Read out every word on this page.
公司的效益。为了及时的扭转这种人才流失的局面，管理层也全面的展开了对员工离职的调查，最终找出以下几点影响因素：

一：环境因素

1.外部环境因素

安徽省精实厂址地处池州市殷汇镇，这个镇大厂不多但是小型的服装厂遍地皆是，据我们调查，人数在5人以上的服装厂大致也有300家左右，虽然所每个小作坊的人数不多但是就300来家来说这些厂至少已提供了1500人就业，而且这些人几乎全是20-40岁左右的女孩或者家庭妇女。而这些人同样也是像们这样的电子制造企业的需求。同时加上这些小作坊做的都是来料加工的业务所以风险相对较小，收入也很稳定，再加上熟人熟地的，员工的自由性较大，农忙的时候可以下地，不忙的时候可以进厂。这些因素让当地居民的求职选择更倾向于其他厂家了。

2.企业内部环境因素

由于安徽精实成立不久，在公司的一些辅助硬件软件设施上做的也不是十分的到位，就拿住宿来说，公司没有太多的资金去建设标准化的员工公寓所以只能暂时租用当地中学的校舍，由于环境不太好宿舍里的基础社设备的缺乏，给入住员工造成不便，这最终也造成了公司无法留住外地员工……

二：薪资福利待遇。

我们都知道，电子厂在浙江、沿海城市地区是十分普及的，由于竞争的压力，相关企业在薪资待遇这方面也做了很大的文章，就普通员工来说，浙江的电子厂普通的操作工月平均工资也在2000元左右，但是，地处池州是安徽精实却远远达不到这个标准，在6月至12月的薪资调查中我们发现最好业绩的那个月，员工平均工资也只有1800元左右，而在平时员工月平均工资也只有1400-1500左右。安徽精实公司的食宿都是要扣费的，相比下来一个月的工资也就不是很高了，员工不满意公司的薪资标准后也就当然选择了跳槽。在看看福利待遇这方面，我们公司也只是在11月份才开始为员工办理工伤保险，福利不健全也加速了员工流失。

Work to do - Each record above should be output again exactly.

Output below -
Read out every word on this page.
公司的效益。为了及时的扭转这种人才流失的局面，管理层也全面的展开了对员工离职的调查，最终找出以下几点影响因素：

一：环境因素

1.外部环境因素

安徽省精实厂址地处池州市殷汇镇，这个镇大厂不多但是小型的服装厂遍地皆是，据我们调查，人数在5人以上的服装厂大致也有300家左右，虽然所每个小作坊的人数不多但是就300来家来说这些厂至少已提供了1500人就业，而且这些人几乎全是20-40岁左右的女孩或者家庭妇女。而这些人同样也是像们这样的电子制造企业的需求。同时加上这些小作坊做的都是来料加工的业务所以风险相对较小，收入也很稳定，再加上熟人熟地的，员工的自由性较大，农忙的时候可以下地，不忙的时候可以进厂。这些因素让当地居民的求职选择更倾向于其他厂家了。

2.企业内部环境因素

由于安徽精实成立不久，在公司的一些辅助硬件软件设施上做的也不是十分的到位，就拿住宿来说，公司没有太多的资金去建设标准化的员工公寓所以只能暂时租用当地中学的校舍，由于环境不太好宿舍里的基础社设备的缺乏，给入住员工造成不便，这最终也造成了公司无法留住外地员工……

二：薪资福利待遇。

我们都知道，电子厂在浙江、沿海城市地区是十分普及的，由于竞争的压力，相关企业在薪资待遇这方面也做了很大的文章，就普通员工来说，浙江的电子厂普通的操作工月平均工资也在2000元左右，但是，地处池州是安徽精实却远远达不到这个标准，在6月至12月的薪资调查中我们发现最好业绩的那个月，员工平均工资也只有1800元左右，而在平时员工月平均工资也只有1400-1500左右。安徽精实公司的食宿都是要扣费的，相比下来一个月的工资也就不是很高了，员工不满意公司的薪资标准后也就当然选择了跳槽。在看看福利待遇这方面，我们公司也只是在11月份才开始为员工办理工伤保险，福利不健全也加速了员工流失。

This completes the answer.